◆ Objective
Please revise the part of the data that runs from the very start through the line containing "smart-view-row: ▶ Smart", replacing "realme 3 Pro" with "Home network" and keeping everything else unchanged.

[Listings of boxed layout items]
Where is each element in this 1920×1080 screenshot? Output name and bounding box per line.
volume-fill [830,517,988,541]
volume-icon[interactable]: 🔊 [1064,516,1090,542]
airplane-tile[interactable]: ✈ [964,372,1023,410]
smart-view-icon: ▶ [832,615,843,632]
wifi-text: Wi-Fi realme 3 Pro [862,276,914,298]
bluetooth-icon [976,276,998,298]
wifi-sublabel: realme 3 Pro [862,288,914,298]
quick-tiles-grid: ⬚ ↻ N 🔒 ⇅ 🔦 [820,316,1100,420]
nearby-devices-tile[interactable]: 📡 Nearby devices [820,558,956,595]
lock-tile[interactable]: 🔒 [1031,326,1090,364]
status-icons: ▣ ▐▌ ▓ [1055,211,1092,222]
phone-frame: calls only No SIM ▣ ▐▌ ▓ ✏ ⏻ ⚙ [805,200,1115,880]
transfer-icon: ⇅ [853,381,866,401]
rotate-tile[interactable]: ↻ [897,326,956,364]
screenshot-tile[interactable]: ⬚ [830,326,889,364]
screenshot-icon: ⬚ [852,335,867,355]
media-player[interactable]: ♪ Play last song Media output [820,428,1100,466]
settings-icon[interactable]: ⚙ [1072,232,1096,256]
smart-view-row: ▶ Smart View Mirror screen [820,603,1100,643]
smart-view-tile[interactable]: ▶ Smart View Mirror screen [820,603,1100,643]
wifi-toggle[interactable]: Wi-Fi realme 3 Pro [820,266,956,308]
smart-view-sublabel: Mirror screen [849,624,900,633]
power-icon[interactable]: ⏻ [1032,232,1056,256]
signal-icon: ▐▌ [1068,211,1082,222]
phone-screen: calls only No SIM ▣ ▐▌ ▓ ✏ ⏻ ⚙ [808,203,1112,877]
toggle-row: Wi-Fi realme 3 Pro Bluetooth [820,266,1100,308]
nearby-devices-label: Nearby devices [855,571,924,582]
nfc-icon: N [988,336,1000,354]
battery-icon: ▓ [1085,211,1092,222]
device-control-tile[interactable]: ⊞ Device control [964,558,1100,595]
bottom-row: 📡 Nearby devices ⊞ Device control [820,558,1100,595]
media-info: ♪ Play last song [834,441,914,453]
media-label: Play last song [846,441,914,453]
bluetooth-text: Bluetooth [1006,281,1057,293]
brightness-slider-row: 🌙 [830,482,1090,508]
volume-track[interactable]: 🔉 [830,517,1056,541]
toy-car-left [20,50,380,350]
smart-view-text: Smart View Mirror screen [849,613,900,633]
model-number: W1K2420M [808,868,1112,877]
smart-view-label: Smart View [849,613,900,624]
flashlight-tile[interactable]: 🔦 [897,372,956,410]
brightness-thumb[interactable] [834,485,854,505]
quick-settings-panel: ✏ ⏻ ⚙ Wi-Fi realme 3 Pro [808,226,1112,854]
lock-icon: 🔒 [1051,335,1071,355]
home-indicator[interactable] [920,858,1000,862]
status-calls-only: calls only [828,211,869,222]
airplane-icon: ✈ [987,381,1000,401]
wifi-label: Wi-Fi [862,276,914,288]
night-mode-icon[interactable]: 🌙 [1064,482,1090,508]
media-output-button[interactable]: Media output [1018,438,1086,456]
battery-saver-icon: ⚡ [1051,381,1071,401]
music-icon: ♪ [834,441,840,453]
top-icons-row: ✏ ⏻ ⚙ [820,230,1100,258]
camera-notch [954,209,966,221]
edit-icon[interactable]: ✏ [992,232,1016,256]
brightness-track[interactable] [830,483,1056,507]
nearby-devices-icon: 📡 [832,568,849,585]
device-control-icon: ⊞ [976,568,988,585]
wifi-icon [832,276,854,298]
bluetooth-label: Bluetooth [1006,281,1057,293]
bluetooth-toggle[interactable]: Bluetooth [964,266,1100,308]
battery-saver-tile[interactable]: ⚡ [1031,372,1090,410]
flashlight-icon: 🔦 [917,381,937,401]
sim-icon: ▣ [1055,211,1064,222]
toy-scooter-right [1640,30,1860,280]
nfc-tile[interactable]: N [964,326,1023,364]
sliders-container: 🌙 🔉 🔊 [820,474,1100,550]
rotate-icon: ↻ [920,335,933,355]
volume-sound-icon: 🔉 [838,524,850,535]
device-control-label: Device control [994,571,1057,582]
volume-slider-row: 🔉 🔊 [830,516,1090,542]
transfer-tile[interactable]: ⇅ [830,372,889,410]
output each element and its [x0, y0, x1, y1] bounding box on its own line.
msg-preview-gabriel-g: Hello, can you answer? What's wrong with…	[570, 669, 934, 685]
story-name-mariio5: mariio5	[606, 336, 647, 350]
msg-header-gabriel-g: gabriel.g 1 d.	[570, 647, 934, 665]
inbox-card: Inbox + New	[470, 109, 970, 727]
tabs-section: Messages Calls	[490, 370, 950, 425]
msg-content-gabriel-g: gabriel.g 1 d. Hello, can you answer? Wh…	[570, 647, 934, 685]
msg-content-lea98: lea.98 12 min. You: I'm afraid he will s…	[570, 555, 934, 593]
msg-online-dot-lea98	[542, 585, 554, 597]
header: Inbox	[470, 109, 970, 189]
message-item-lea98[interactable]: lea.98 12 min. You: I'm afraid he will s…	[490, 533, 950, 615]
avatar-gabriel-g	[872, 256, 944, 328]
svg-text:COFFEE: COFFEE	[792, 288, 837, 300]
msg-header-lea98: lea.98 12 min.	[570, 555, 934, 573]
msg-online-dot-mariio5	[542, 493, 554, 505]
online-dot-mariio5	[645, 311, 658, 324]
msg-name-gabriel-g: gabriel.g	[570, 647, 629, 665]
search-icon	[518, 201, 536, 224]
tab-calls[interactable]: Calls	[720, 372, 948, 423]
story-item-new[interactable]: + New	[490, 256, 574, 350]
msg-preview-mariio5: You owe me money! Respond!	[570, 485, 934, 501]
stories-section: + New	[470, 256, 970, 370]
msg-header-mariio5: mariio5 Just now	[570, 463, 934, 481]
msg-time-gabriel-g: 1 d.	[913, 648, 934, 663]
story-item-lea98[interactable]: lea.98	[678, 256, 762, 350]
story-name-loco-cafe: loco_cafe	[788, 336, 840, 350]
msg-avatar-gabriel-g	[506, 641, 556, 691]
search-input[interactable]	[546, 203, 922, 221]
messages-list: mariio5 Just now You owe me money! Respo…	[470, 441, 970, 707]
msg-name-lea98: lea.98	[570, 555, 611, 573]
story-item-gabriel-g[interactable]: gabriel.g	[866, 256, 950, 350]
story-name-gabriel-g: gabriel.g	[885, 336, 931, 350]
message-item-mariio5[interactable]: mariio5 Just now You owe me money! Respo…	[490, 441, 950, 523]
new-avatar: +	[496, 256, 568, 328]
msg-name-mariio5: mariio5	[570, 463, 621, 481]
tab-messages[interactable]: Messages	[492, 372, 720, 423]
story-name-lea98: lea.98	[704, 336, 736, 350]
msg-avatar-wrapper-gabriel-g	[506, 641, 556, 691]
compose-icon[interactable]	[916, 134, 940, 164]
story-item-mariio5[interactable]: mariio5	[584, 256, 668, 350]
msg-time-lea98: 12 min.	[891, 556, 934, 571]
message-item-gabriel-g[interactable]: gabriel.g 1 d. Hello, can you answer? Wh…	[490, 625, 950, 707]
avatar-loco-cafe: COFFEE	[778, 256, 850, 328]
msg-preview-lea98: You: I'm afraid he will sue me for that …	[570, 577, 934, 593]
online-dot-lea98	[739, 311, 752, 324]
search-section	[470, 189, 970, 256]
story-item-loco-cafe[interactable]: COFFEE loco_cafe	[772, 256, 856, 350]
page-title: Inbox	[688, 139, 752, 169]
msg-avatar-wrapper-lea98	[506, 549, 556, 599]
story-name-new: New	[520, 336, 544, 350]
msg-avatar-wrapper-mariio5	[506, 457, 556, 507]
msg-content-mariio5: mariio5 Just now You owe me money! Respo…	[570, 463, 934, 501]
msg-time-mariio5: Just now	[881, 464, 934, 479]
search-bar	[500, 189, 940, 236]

◆ The solution
Where is each element in this 1920×1080 screenshot? Output name and bounding box per line.
volume-fill [830,517,988,541]
volume-icon[interactable]: 🔊 [1064,516,1090,542]
airplane-tile[interactable]: ✈ [964,372,1023,410]
smart-view-icon: ▶ [832,615,843,632]
wifi-text: Wi-Fi Home network [862,276,914,298]
bluetooth-icon [976,276,998,298]
wifi-sublabel: Home network [862,288,914,298]
quick-tiles-grid: ⬚ ↻ N 🔒 ⇅ 🔦 [820,316,1100,420]
nearby-devices-tile[interactable]: 📡 Nearby devices [820,558,956,595]
lock-tile[interactable]: 🔒 [1031,326,1090,364]
status-icons: ▣ ▐▌ ▓ [1055,211,1092,222]
phone-frame: calls only No SIM ▣ ▐▌ ▓ ✏ ⏻ ⚙ [805,200,1115,880]
transfer-icon: ⇅ [853,381,866,401]
rotate-tile[interactable]: ↻ [897,326,956,364]
screenshot-tile[interactable]: ⬚ [830,326,889,364]
screenshot-icon: ⬚ [852,335,867,355]
media-player[interactable]: ♪ Play last song Media output [820,428,1100,466]
settings-icon[interactable]: ⚙ [1072,232,1096,256]
smart-view-row: ▶ Smart View Mirror screen [820,603,1100,643]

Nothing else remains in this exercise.